### Items
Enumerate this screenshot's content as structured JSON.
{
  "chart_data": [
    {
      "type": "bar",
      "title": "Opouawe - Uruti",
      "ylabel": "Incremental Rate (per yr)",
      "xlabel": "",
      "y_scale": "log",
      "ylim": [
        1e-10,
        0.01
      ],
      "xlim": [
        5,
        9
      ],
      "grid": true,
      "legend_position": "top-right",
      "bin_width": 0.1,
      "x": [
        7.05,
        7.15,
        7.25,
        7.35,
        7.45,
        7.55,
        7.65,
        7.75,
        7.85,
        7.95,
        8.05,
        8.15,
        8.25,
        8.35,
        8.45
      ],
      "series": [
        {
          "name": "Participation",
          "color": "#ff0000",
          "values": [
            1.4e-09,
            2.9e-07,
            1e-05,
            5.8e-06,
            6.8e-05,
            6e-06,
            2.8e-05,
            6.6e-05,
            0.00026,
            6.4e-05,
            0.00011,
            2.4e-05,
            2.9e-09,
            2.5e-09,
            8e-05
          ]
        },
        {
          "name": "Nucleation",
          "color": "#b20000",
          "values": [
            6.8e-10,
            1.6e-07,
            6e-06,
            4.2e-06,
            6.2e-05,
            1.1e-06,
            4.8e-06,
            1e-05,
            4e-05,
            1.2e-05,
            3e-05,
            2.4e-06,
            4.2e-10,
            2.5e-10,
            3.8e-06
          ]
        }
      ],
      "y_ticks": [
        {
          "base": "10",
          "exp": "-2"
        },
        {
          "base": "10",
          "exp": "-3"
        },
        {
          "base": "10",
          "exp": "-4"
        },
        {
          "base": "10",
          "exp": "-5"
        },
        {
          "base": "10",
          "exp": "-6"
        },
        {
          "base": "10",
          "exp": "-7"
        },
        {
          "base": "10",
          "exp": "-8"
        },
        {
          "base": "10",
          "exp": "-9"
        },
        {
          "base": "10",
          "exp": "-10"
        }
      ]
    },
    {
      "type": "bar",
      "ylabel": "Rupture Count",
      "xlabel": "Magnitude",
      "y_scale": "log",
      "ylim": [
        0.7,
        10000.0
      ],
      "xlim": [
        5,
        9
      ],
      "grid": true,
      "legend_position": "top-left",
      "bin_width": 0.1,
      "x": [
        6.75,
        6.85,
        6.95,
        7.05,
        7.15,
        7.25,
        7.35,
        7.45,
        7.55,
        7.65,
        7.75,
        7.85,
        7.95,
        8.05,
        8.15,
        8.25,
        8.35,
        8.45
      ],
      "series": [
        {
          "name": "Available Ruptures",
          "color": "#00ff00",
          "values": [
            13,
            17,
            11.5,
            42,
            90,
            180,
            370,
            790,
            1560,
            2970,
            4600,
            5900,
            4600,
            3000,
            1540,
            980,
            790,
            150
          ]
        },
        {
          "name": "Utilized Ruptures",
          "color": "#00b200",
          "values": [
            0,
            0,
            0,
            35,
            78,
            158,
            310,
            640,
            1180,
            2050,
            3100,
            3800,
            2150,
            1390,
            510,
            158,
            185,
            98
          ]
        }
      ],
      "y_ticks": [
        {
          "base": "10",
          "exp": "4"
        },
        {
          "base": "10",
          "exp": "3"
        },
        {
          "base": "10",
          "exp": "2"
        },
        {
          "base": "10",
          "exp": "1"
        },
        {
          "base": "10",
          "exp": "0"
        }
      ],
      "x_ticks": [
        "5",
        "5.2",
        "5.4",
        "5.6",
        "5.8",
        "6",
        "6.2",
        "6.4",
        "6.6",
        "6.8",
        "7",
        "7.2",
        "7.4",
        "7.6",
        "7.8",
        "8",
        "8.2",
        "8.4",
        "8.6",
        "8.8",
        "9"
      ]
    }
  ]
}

### Task details
Check each line above for the string "ylabel", then copy the ones that have it.

### Solution
      "ylabel": "Incremental Rate (per yr)",
      "ylabel": "Rupture Count",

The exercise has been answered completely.